### [Records for processing]
..........
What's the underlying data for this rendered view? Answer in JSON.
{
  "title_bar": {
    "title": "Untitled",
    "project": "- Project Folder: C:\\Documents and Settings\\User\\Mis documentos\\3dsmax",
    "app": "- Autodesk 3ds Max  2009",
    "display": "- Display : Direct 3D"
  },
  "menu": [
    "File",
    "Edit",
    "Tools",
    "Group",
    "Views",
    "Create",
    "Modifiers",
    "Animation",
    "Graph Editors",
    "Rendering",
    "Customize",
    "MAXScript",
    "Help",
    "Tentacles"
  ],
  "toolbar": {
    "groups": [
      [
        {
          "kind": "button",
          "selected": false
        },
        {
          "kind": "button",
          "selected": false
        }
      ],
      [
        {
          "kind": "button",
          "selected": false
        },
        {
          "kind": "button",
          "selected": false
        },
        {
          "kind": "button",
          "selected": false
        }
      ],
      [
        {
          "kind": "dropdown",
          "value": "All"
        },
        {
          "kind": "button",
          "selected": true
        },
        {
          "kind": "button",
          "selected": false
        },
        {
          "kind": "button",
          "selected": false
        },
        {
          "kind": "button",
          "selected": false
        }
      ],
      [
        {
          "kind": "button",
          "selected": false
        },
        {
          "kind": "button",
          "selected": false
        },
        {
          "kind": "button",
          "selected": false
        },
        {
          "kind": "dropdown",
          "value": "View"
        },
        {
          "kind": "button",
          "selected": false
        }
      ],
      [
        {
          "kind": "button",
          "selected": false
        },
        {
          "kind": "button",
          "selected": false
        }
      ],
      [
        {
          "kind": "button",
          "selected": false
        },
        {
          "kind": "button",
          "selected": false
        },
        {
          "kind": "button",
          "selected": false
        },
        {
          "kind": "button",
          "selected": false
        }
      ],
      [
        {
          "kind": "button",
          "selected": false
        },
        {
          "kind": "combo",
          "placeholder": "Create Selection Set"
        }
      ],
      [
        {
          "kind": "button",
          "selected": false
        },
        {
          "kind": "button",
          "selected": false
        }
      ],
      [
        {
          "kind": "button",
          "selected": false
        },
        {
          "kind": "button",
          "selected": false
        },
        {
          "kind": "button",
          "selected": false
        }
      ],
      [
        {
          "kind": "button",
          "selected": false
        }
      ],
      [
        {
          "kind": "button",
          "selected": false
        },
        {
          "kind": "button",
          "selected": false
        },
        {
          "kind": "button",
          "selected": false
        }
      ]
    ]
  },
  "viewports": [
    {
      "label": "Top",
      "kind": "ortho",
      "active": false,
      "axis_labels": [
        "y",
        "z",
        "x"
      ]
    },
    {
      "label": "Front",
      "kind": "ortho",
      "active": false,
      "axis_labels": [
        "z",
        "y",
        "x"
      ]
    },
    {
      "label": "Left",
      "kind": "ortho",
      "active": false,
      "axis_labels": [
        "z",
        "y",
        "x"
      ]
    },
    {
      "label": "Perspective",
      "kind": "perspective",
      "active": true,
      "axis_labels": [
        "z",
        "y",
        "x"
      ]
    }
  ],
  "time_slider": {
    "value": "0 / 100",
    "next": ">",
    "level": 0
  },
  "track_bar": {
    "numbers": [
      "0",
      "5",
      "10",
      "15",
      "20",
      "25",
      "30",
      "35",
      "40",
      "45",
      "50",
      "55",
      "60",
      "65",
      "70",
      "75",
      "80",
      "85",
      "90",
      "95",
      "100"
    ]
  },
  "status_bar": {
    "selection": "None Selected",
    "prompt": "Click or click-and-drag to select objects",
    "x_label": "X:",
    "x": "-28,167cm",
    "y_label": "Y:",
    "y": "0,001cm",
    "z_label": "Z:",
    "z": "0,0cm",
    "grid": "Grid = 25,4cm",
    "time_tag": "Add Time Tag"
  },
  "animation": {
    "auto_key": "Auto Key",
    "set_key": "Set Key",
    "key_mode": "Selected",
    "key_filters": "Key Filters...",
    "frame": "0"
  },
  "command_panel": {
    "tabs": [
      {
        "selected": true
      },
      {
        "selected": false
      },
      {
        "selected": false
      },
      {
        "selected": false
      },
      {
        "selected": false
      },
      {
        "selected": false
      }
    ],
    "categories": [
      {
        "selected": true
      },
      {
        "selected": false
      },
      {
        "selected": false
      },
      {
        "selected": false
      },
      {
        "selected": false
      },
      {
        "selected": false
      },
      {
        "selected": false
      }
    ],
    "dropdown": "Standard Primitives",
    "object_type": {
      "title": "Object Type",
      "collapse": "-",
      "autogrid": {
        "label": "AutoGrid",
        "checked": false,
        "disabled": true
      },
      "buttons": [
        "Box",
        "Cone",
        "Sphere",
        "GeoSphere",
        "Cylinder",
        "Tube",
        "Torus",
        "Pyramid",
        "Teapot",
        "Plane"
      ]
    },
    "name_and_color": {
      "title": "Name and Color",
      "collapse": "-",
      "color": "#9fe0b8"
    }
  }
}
..........
### [The problem]
Transcribe the data. Leave every line exactly as it is.

### [Expected answer]
What's the underlying data for this rendered view? Answer in JSON.
{
  "title_bar": {
    "title": "Untitled",
    "project": "- Project Folder: C:\\Documents and Settings\\User\\Mis documentos\\3dsmax",
    "app": "- Autodesk 3ds Max  2009",
    "display": "- Display : Direct 3D"
  },
  "menu": [
    "File",
    "Edit",
    "Tools",
    "Group",
    "Views",
    "Create",
    "Modifiers",
    "Animation",
    "Graph Editors",
    "Rendering",
    "Customize",
    "MAXScript",
    "Help",
    "Tentacles"
  ],
  "toolbar": {
    "groups": [
      [
        {
          "kind": "button",
          "selected": false
        },
        {
          "kind": "button",
          "selected": false
        }
      ],
      [
        {
          "kind": "button",
          "selected": false
        },
        {
          "kind": "button",
          "selected": false
        },
        {
          "kind": "button",
          "selected": false
        }
      ],
      [
        {
          "kind": "dropdown",
          "value": "All"
        },
        {
          "kind": "button",
          "selected": true
        },
        {
          "kind": "button",
          "selected": false
        },
        {
          "kind": "button",
          "selected": false
        },
        {
          "kind": "button",
          "selected": false
        }
      ],
      [
        {
          "kind": "button",
          "selected": false
        },
        {
          "kind": "button",
          "selected": false
        },
        {
          "kind": "button",
          "selected": false
        },
        {
          "kind": "dropdown",
          "value": "View"
        },
        {
          "kind": "button",
          "selected": false
        }
      ],
      [
        {
          "kind": "button",
          "selected": false
        },
        {
          "kind": "button",
          "selected": false
        }
      ],
      [
        {
          "kind": "button",
          "selected": false
        },
        {
          "kind": "button",
          "selected": false
        },
        {
          "kind": "button",
          "selected": false
        },
        {
          "kind": "button",
          "selected": false
        }
      ],
      [
        {
          "kind": "button",
          "selected": false
        },
        {
          "kind": "combo",
          "placeholder": "Create Selection Set"
        }
      ],
      [
        {
          "kind": "button",
          "selected": false
        },
        {
          "kind": "button",
          "selected": false
        }
      ],
      [
        {
          "kind": "button",
          "selected": false
        },
        {
          "kind": "button",
          "selected": false
        },
        {
          "kind": "button",
          "selected": false
        }
      ],
      [
        {
          "kind": "button",
          "selected": false
        }
      ],
      [
        {
          "kind": "button",
          "selected": false
        },
        {
          "kind": "button",
          "selected": false
        },
        {
          "kind": "button",
          "selected": false
        }
      ]
    ]
  },
  "viewports": [
    {
      "label": "Top",
      "kind": "ortho",
      "active": false,
      "axis_labels": [
        "y",
        "z",
        "x"
      ]
    },
    {
      "label": "Front",
      "kind": "ortho",
      "active": false,
      "axis_labels": [
        "z",
        "y",
        "x"
      ]
    },
    {
      "label": "Left",
      "kind": "ortho",
      "active": false,
      "axis_labels": [
        "z",
        "y",
        "x"
      ]
    },
    {
      "label": "Perspective",
      "kind": "perspective",
      "active": true,
      "axis_labels": [
        "z",
        "y",
        "x"
      ]
    }
  ],
  "time_slider": {
    "value": "0 / 100",
    "next": ">",
    "level": 0
  },
  "track_bar": {
    "numbers": [
      "0",
      "5",
      "10",
      "15",
      "20",
      "25",
      "30",
      "35",
      "40",
      "45",
      "50",
      "55",
      "60",
      "65",
      "70",
      "75",
      "80",
      "85",
      "90",
      "95",
      "100"
    ]
  },
  "status_bar": {
    "selection": "None Selected",
    "prompt": "Click or click-and-drag to select objects",
    "x_label": "X:",
    "x": "-28,167cm",
    "y_label": "Y:",
    "y": "0,001cm",
    "z_label": "Z:",
    "z": "0,0cm",
    "grid": "Grid = 25,4cm",
    "time_tag": "Add Time Tag"
  },
  "animation": {
    "auto_key": "Auto Key",
    "set_key": "Set Key",
    "key_mode": "Selected",
    "key_filters": "Key Filters...",
    "frame": "0"
  },
  "command_panel": {
    "tabs": [
      {
        "selected": true
      },
      {
        "selected": false
      },
      {
        "selected": false
      },
      {
        "selected": false
      },
      {
        "selected": false
      },
      {
        "selected": false
      }
    ],
    "categories": [
      {
        "selected": true
      },
      {
        "selected": false
      },
      {
        "selected": false
      },
      {
        "selected": false
      },
      {
        "selected": false
      },
      {
        "selected": false
      },
      {
        "selected": false
      }
    ],
    "dropdown": "Standard Primitives",
    "object_type": {
      "title": "Object Type",
      "collapse": "-",
      "autogrid": {
        "label": "AutoGrid",
        "checked": false,
        "disabled": true
      },
      "buttons": [
        "Box",
        "Cone",
        "Sphere",
        "GeoSphere",
        "Cylinder",
        "Tube",
        "Torus",
        "Pyramid",
        "Teapot",
        "Plane"
      ]
    },
    "name_and_color": {
      "title": "Name and Color",
      "collapse": "-",
      "color": "#9fe0b8"
    }
  }
}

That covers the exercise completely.